▶ RECORDS FOR THE EXERCISE
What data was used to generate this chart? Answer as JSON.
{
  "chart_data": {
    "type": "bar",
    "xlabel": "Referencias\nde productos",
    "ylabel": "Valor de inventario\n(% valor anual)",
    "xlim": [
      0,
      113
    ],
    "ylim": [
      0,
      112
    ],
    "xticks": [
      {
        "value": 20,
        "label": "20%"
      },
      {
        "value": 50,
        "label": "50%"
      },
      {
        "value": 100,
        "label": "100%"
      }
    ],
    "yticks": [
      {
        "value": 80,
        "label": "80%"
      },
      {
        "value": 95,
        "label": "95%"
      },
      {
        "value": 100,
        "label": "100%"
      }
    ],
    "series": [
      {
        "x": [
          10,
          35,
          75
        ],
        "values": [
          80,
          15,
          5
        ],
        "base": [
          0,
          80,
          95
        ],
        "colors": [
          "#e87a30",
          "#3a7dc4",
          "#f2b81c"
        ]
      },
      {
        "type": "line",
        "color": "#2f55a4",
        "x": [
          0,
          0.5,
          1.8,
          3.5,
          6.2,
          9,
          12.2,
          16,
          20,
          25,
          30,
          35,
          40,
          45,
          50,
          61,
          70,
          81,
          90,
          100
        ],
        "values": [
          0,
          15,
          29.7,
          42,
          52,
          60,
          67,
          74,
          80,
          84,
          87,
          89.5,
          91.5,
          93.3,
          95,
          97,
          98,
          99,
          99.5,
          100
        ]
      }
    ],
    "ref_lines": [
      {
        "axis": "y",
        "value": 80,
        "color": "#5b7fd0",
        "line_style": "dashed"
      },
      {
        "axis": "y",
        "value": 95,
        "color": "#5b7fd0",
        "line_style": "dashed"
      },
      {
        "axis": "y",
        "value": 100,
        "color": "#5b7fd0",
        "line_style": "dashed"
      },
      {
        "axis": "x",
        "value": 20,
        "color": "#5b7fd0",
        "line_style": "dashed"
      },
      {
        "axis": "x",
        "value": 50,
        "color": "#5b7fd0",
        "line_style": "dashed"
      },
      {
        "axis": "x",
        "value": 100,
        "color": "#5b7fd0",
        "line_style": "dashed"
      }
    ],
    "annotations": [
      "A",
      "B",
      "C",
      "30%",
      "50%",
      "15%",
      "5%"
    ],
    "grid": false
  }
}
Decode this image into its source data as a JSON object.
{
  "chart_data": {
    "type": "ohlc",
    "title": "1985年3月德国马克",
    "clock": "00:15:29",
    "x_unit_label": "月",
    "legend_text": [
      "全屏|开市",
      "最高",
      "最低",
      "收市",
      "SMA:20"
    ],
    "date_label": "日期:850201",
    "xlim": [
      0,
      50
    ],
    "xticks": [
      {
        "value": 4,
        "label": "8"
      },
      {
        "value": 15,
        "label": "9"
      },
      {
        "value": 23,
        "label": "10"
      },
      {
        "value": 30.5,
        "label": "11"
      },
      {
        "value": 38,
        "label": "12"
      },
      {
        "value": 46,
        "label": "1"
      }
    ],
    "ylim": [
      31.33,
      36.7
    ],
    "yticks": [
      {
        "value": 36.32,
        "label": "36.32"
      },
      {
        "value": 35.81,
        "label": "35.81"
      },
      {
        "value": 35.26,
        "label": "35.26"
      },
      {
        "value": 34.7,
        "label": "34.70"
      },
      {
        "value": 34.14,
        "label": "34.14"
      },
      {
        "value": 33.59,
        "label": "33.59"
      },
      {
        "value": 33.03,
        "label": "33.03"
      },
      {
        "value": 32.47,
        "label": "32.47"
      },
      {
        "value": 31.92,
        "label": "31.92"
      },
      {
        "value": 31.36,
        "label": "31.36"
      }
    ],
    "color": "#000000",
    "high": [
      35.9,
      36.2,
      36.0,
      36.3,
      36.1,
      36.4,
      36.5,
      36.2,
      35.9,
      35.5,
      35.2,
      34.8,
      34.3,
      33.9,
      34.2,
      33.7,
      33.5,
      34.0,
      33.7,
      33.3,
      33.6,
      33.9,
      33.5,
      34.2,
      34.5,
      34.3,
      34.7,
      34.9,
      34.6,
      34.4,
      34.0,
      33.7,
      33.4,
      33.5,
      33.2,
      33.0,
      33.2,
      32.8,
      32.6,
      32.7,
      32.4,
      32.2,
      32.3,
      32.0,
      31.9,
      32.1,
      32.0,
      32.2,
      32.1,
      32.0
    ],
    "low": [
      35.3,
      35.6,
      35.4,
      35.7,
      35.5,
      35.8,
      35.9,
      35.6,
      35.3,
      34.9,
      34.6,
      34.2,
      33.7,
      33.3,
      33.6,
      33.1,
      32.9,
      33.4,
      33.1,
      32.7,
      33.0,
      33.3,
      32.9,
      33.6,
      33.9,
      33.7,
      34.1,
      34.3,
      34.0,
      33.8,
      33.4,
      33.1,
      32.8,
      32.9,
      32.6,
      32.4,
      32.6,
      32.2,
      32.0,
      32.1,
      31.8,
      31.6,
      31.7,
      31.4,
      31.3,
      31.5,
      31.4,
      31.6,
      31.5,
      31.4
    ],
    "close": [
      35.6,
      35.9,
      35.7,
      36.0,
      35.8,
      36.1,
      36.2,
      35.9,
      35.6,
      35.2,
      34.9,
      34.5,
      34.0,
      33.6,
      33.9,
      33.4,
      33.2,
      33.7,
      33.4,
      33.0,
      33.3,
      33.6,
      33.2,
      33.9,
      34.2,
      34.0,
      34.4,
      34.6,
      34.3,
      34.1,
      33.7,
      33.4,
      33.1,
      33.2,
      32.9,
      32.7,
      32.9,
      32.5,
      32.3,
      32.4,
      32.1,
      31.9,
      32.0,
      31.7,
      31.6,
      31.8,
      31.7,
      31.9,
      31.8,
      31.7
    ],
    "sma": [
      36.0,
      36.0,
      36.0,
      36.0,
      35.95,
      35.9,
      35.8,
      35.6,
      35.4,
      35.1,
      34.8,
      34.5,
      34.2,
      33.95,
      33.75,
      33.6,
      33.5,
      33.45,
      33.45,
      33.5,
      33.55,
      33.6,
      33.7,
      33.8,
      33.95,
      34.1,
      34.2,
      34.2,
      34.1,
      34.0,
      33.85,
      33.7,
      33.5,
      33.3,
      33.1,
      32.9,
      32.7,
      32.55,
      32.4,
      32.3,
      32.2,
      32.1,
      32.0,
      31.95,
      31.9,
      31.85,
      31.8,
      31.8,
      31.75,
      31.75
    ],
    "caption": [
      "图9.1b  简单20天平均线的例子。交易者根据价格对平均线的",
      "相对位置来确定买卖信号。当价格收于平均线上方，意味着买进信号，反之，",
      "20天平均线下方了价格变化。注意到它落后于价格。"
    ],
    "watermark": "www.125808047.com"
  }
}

▶ WHAT TO PRODUCE
Among the lines of the material above, how many include the string "JSON"? Report only that number.

▶ THE ANSWER
2